From the entries below, extract every line that includes the word "JSON".

_ _ _ _ _

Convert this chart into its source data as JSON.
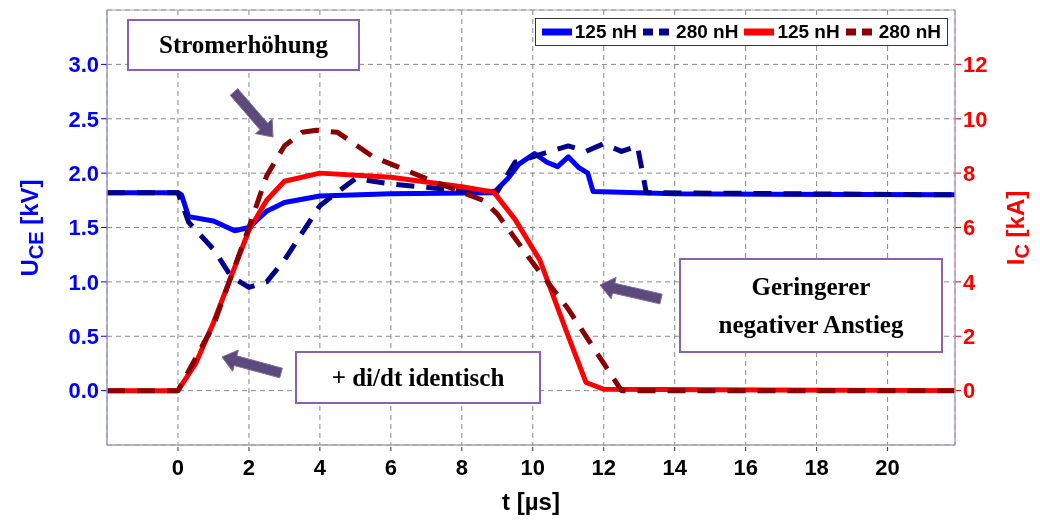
{
  "chart_data": {
    "type": "line",
    "xlabel": "t [µs]",
    "ylabel": "U$_{CE}$ [kV]",
    "y2label": "I$_{C}$ [kA]",
    "xlim": [
      -2,
      21.9
    ],
    "xticks": [
      0,
      2,
      4,
      6,
      8,
      10,
      12,
      14,
      16,
      18,
      20
    ],
    "ylim": [
      -0.5,
      3.5
    ],
    "yticks": [
      {
        "value": 0,
        "label": "0.0"
      },
      {
        "value": 0.5,
        "label": "0.5"
      },
      {
        "value": 1,
        "label": "1.0"
      },
      {
        "value": 1.5,
        "label": "1.5"
      },
      {
        "value": 2,
        "label": "2.0"
      },
      {
        "value": 2.5,
        "label": "2.5"
      },
      {
        "value": 3,
        "label": "3.0"
      }
    ],
    "y2lim": [
      -2,
      14
    ],
    "y2ticks": [
      0,
      2,
      4,
      6,
      8,
      10,
      12
    ],
    "grid": true,
    "legend": "top right",
    "marker": "none",
    "series": [
      {
        "name": "125 nH",
        "color": "#0000ff",
        "line_style": "solid",
        "x": [
          -2,
          0,
          0.1,
          0.3,
          1,
          1.6,
          2,
          2.5,
          3,
          4,
          6,
          8.9,
          9.3,
          9.6,
          10.05,
          10.4,
          10.7,
          11,
          11.3,
          11.55,
          11.7,
          14,
          21.9
        ],
        "values": [
          1.82,
          1.82,
          1.8,
          1.6,
          1.56,
          1.47,
          1.5,
          1.65,
          1.73,
          1.79,
          1.81,
          1.82,
          1.95,
          2.08,
          2.18,
          2.1,
          2.06,
          2.15,
          2.05,
          2.0,
          1.83,
          1.81,
          1.8
        ]
      },
      {
        "name": "280 nH",
        "color": "#00008b",
        "line_style": "dashed",
        "x": [
          -2,
          0,
          0.3,
          1,
          1.5,
          2,
          2.5,
          3,
          3.5,
          4,
          5,
          6,
          8,
          9,
          9.5,
          10,
          10.5,
          11,
          11.5,
          12,
          12.5,
          12.95,
          13.2,
          21.9
        ],
        "values": [
          1.82,
          1.82,
          1.55,
          1.3,
          1.05,
          0.95,
          1.0,
          1.2,
          1.45,
          1.7,
          1.95,
          1.9,
          1.84,
          1.83,
          2.1,
          2.15,
          2.2,
          2.25,
          2.2,
          2.27,
          2.2,
          2.25,
          1.82,
          1.8
        ]
      },
      {
        "name": "125 nH",
        "color": "#ff0000",
        "line_style": "solid",
        "axis": "y2",
        "x": [
          -2,
          0,
          0.5,
          1,
          1.5,
          2,
          2.5,
          3,
          4,
          6,
          8,
          8.9,
          9.5,
          10.2,
          11,
          11.5,
          12,
          21.9
        ],
        "values": [
          0,
          0,
          1.0,
          2.5,
          4.2,
          5.9,
          7.0,
          7.7,
          8.0,
          7.85,
          7.5,
          7.3,
          6.3,
          4.8,
          2.0,
          0.3,
          0.05,
          0
        ]
      },
      {
        "name": "280 nH",
        "color": "#8b0000",
        "line_style": "dashed",
        "axis": "y2",
        "x": [
          -2,
          0,
          1,
          2,
          2.5,
          3,
          3.5,
          3.9,
          4.5,
          5.5,
          7,
          8,
          8.6,
          9,
          10,
          11,
          12,
          12.5,
          21.9
        ],
        "values": [
          0,
          0,
          2.4,
          6.0,
          7.9,
          9.0,
          9.5,
          9.58,
          9.5,
          8.6,
          7.8,
          7.3,
          7.0,
          6.5,
          4.7,
          3.0,
          1.0,
          0,
          0
        ]
      }
    ],
    "annotations": [
      "Stromerhöhung",
      "+ di/dt identisch",
      "Geringerer\nnegativer Anstieg"
    ]
  }
}
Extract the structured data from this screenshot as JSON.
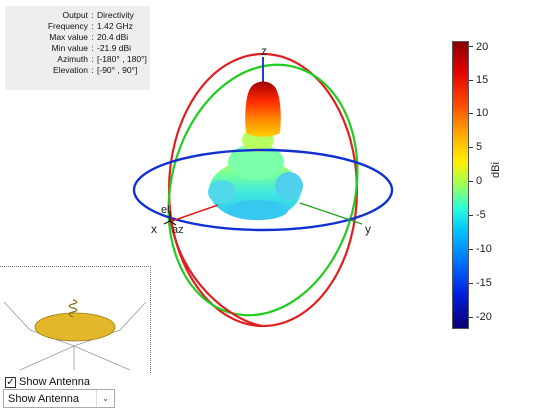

_ _ _ _ _

## SOLUTION BELOW
Convert this chart into its source data as JSON.
Extract the structured data from this screenshot as JSON.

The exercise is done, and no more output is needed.